WHAT IS EXPECTED:
Select the lines that contain "icon" and copy each of them.

++++++++++++++++++++

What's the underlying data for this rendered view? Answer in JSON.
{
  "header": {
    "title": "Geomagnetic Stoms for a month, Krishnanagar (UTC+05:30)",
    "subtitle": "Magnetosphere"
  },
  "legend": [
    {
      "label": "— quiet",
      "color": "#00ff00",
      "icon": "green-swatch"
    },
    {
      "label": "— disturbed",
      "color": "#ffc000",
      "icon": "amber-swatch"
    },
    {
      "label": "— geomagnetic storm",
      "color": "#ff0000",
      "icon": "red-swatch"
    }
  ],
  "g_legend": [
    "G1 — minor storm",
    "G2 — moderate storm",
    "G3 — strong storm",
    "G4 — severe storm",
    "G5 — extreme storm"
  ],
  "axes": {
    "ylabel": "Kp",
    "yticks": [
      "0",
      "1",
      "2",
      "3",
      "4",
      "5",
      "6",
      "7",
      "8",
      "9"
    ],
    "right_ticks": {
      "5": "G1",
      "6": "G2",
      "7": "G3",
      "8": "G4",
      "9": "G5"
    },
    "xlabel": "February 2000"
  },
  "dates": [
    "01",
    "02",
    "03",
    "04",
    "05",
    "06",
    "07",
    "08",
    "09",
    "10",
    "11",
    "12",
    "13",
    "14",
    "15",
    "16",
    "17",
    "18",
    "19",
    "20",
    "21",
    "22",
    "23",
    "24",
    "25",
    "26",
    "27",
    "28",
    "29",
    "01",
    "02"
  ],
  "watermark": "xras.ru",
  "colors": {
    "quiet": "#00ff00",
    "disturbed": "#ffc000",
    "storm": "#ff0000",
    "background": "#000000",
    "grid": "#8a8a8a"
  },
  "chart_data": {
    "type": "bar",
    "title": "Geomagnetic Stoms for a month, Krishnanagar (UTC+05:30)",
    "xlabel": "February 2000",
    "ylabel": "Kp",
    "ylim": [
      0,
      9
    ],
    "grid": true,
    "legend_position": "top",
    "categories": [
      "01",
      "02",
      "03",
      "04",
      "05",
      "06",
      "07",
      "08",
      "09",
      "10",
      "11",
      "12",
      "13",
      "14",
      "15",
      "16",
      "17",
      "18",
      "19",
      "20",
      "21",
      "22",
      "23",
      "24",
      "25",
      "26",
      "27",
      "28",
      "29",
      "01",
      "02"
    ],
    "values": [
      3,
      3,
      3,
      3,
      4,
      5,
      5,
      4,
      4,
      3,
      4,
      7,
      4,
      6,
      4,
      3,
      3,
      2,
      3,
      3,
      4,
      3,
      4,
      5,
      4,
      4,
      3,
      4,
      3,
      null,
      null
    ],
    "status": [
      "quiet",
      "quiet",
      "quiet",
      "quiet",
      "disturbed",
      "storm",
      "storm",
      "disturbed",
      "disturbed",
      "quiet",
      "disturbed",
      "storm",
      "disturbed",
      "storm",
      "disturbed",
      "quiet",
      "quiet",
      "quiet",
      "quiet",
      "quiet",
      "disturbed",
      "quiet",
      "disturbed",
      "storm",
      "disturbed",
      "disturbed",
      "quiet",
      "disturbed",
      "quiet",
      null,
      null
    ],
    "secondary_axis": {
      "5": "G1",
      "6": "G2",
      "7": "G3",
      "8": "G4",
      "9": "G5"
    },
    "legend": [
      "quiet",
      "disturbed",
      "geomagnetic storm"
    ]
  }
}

++++++++++++++++++++

WRITTEN SOLUTION:
      "icon": "green-swatch"
      "icon": "amber-swatch"
      "icon": "red-swatch"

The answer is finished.